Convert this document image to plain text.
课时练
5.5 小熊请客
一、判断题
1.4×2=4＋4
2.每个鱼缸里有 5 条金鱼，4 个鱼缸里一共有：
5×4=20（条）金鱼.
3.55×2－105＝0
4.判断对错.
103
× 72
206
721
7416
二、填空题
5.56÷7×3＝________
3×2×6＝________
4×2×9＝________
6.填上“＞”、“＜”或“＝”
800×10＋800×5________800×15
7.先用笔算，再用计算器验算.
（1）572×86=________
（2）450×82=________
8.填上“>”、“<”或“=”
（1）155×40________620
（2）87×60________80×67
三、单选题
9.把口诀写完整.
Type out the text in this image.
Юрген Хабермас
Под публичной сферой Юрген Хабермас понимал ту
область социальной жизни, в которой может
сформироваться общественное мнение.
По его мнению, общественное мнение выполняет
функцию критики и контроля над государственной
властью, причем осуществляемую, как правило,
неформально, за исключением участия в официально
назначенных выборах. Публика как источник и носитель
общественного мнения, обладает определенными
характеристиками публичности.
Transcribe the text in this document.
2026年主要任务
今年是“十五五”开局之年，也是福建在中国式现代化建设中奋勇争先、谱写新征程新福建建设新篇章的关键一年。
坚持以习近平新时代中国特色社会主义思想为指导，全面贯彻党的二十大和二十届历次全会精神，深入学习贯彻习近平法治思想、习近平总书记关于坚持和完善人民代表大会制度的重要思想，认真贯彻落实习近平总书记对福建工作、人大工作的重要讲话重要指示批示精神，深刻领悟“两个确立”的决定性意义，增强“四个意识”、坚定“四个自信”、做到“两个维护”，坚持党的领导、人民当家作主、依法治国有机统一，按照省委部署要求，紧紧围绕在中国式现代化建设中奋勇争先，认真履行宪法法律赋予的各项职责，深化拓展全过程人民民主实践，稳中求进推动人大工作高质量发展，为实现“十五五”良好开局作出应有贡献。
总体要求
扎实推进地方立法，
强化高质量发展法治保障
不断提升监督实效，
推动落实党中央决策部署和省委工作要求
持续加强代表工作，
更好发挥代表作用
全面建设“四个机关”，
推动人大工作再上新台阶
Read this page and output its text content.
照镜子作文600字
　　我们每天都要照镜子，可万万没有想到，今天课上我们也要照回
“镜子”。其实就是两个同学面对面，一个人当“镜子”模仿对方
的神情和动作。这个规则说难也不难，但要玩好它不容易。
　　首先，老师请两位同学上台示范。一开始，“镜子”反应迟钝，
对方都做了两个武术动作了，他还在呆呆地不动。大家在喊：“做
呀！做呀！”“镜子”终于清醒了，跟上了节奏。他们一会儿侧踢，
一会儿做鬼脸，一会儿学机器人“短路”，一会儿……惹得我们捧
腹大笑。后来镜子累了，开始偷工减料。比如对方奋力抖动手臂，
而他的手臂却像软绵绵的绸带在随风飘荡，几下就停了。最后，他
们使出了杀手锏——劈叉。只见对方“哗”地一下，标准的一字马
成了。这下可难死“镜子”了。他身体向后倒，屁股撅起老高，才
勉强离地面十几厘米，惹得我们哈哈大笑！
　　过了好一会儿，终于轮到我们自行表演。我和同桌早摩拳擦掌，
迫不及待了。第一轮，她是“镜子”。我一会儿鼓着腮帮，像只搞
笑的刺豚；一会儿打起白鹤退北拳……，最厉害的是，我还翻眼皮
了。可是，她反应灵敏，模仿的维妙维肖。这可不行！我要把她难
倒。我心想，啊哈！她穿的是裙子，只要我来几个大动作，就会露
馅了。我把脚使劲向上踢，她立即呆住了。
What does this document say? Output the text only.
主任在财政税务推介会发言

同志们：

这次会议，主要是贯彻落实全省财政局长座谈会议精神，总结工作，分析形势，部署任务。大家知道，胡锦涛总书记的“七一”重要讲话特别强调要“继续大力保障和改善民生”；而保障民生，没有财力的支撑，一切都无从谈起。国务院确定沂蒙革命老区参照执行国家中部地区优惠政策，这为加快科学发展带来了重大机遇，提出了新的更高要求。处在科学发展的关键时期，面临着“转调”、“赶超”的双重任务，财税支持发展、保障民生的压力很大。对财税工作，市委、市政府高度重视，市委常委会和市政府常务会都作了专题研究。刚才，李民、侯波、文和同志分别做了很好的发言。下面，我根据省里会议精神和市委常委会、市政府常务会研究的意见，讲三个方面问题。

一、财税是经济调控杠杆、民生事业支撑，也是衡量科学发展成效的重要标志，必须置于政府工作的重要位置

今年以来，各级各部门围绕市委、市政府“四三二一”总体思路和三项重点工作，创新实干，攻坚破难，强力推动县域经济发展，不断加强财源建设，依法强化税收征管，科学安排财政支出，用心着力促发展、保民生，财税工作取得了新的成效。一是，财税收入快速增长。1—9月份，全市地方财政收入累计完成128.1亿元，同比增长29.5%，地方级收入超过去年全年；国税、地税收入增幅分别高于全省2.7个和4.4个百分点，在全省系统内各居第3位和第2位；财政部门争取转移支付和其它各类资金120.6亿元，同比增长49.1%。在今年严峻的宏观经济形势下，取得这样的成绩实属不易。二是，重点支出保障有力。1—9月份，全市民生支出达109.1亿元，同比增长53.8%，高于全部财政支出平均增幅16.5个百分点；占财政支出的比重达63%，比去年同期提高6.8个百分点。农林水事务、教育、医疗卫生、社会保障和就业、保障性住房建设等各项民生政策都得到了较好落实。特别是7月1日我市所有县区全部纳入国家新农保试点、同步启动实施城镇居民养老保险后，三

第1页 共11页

- [AIM] Reproduce the data in full, exactly as presented.

- [EXERCISE ANSWER]
Convert this document image to plain text.
课时练
5.5 小熊请客
一、判断题
1.4×2=4＋4
2.每个鱼缸里有 5 条金鱼，4 个鱼缸里一共有：
5×4=20（条）金鱼.
3.55×2－105＝0
4.判断对错.
103
× 72
206
721
7416
二、填空题
5.56÷7×3＝________
3×2×6＝________
4×2×9＝________
6.填上“＞”、“＜”或“＝”
800×10＋800×5________800×15
7.先用笔算，再用计算器验算.
（1）572×86=________
（2）450×82=________
8.填上“>”、“<”或“=”
（1）155×40________620
（2）87×60________80×67
三、单选题
9.把口诀写完整.
Type out the text in this image.
Юрген Хабермас
Под публичной сферой Юрген Хабермас понимал ту
область социальной жизни, в которой может
сформироваться общественное мнение.
По его мнению, общественное мнение выполняет
функцию критики и контроля над государственной
властью, причем осуществляемую, как правило,
неформально, за исключением участия в официально
назначенных выборах. Публика как источник и носитель
общественного мнения, обладает определенными
характеристиками публичности.
Transcribe the text in this document.
2026年主要任务
今年是“十五五”开局之年，也是福建在中国式现代化建设中奋勇争先、谱写新征程新福建建设新篇章的关键一年。
坚持以习近平新时代中国特色社会主义思想为指导，全面贯彻党的二十大和二十届历次全会精神，深入学习贯彻习近平法治思想、习近平总书记关于坚持和完善人民代表大会制度的重要思想，认真贯彻落实习近平总书记对福建工作、人大工作的重要讲话重要指示批示精神，深刻领悟“两个确立”的决定性意义，增强“四个意识”、坚定“四个自信”、做到“两个维护”，坚持党的领导、人民当家作主、依法治国有机统一，按照省委部署要求，紧紧围绕在中国式现代化建设中奋勇争先，认真履行宪法法律赋予的各项职责，深化拓展全过程人民民主实践，稳中求进推动人大工作高质量发展，为实现“十五五”良好开局作出应有贡献。
总体要求
扎实推进地方立法，
强化高质量发展法治保障
不断提升监督实效，
推动落实党中央决策部署和省委工作要求
持续加强代表工作，
更好发挥代表作用
全面建设“四个机关”，
推动人大工作再上新台阶
Read this page and output its text content.
照镜子作文600字
　　我们每天都要照镜子，可万万没有想到，今天课上我们也要照回
“镜子”。其实就是两个同学面对面，一个人当“镜子”模仿对方
的神情和动作。这个规则说难也不难，但要玩好它不容易。
　　首先，老师请两位同学上台示范。一开始，“镜子”反应迟钝，
对方都做了两个武术动作了，他还在呆呆地不动。大家在喊：“做
呀！做呀！”“镜子”终于清醒了，跟上了节奏。他们一会儿侧踢，
一会儿做鬼脸，一会儿学机器人“短路”，一会儿……惹得我们捧
腹大笑。后来镜子累了，开始偷工减料。比如对方奋力抖动手臂，
而他的手臂却像软绵绵的绸带在随风飘荡，几下就停了。最后，他
们使出了杀手锏——劈叉。只见对方“哗”地一下，标准的一字马
成了。这下可难死“镜子”了。他身体向后倒，屁股撅起老高，才
勉强离地面十几厘米，惹得我们哈哈大笑！
　　过了好一会儿，终于轮到我们自行表演。我和同桌早摩拳擦掌，
迫不及待了。第一轮，她是“镜子”。我一会儿鼓着腮帮，像只搞
笑的刺豚；一会儿打起白鹤退北拳……，最厉害的是，我还翻眼皮
了。可是，她反应灵敏，模仿的维妙维肖。这可不行！我要把她难
倒。我心想，啊哈！她穿的是裙子，只要我来几个大动作，就会露
馅了。我把脚使劲向上踢，她立即呆住了。
What does this document say? Output the text only.
主任在财政税务推介会发言

同志们：

这次会议，主要是贯彻落实全省财政局长座谈会议精神，总结工作，分析形势，部署任务。大家知道，胡锦涛总书记的“七一”重要讲话特别强调要“继续大力保障和改善民生”；而保障民生，没有财力的支撑，一切都无从谈起。国务院确定沂蒙革命老区参照执行国家中部地区优惠政策，这为加快科学发展带来了重大机遇，提出了新的更高要求。处在科学发展的关键时期，面临着“转调”、“赶超”的双重任务，财税支持发展、保障民生的压力很大。对财税工作，市委、市政府高度重视，市委常委会和市政府常务会都作了专题研究。刚才，李民、侯波、文和同志分别做了很好的发言。下面，我根据省里会议精神和市委常委会、市政府常务会研究的意见，讲三个方面问题。

一、财税是经济调控杠杆、民生事业支撑，也是衡量科学发展成效的重要标志，必须置于政府工作的重要位置

今年以来，各级各部门围绕市委、市政府“四三二一”总体思路和三项重点工作，创新实干，攻坚破难，强力推动县域经济发展，不断加强财源建设，依法强化税收征管，科学安排财政支出，用心着力促发展、保民生，财税工作取得了新的成效。一是，财税收入快速增长。1—9月份，全市地方财政收入累计完成128.1亿元，同比增长29.5%，地方级收入超过去年全年；国税、地税收入增幅分别高于全省2.7个和4.4个百分点，在全省系统内各居第3位和第2位；财政部门争取转移支付和其它各类资金120.6亿元，同比增长49.1%。在今年严峻的宏观经济形势下，取得这样的成绩实属不易。二是，重点支出保障有力。1—9月份，全市民生支出达109.1亿元，同比增长53.8%，高于全部财政支出平均增幅16.5个百分点；占财政支出的比重达63%，比去年同期提高6.8个百分点。农林水事务、教育、医疗卫生、社会保障和就业、保障性住房建设等各项民生政策都得到了较好落实。特别是7月1日我市所有县区全部纳入国家新农保试点、同步启动实施城镇居民养老保险后，三

第1页 共11页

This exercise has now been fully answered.